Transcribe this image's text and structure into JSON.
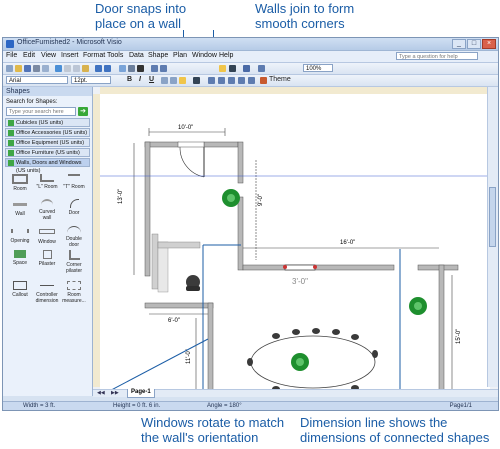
{
  "callouts": {
    "door": [
      "Door snaps into",
      "place on a wall"
    ],
    "walls": [
      "Walls join to form",
      "smooth corners"
    ],
    "windows": [
      "Windows rotate to match",
      "the wall's orientation"
    ],
    "dimension": [
      "Dimension line shows the",
      "dimensions of connected shapes"
    ]
  },
  "window": {
    "title": "OfficeFurnished2 - Microsoft Visio"
  },
  "menu": [
    "File",
    "Edit",
    "View",
    "Insert",
    "Format",
    "Tools",
    "Data",
    "Shape",
    "Plan",
    "Window",
    "Help"
  ],
  "help_placeholder": "Type a question for help",
  "toolbar": {
    "zoom": "100%",
    "font": "Arial",
    "size": "12pt.",
    "theme": "Theme"
  },
  "shapes_panel": {
    "header": "Shapes",
    "search_label": "Search for Shapes:",
    "search_placeholder": "Type your search here",
    "stencils": [
      "Cubicles (US units)",
      "Office Accessories (US units)",
      "Office Equipment (US units)",
      "Office Furniture (US units)",
      "Walls, Doors and Windows (US units)"
    ],
    "shapes": [
      "Room",
      "\"L\" Room",
      "\"T\" Room",
      "Wall",
      "Curved wall",
      "Door",
      "Opening",
      "Window",
      "Double door",
      "Space",
      "Pilaster",
      "Corner pilaster",
      "Callout",
      "Controller dimension",
      "Room measure..."
    ]
  },
  "drawing": {
    "dim_top": "10'-0\"",
    "dim_left": "13'-0\"",
    "dim_wall": "9'-0\"",
    "dim_right_top": "16'-0\"",
    "dim_bottom": "6'-0\"",
    "dim_right_side": "15'-0\"",
    "dim_lower_left": "11'-0\"",
    "window_label": "3'-0\""
  },
  "page_tab": "Page-1",
  "status": {
    "width": "Width = 3 ft.",
    "height": "Height = 0 ft. 6 in.",
    "angle": "Angle = 180°",
    "page": "Page1/1"
  },
  "colors": {
    "callout": "#1b5da6",
    "wall": "#a0a0a0",
    "plant": "#1e8f2e",
    "stencil_check": "#3fa645"
  }
}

▬▬▬▬▬▬▬▬▬▬

### Task brief
Reproduce every line from the entries that holds the word "Type".

### Result
  "help_placeholder": "Type a question for help",
    "search_placeholder": "Type your search here",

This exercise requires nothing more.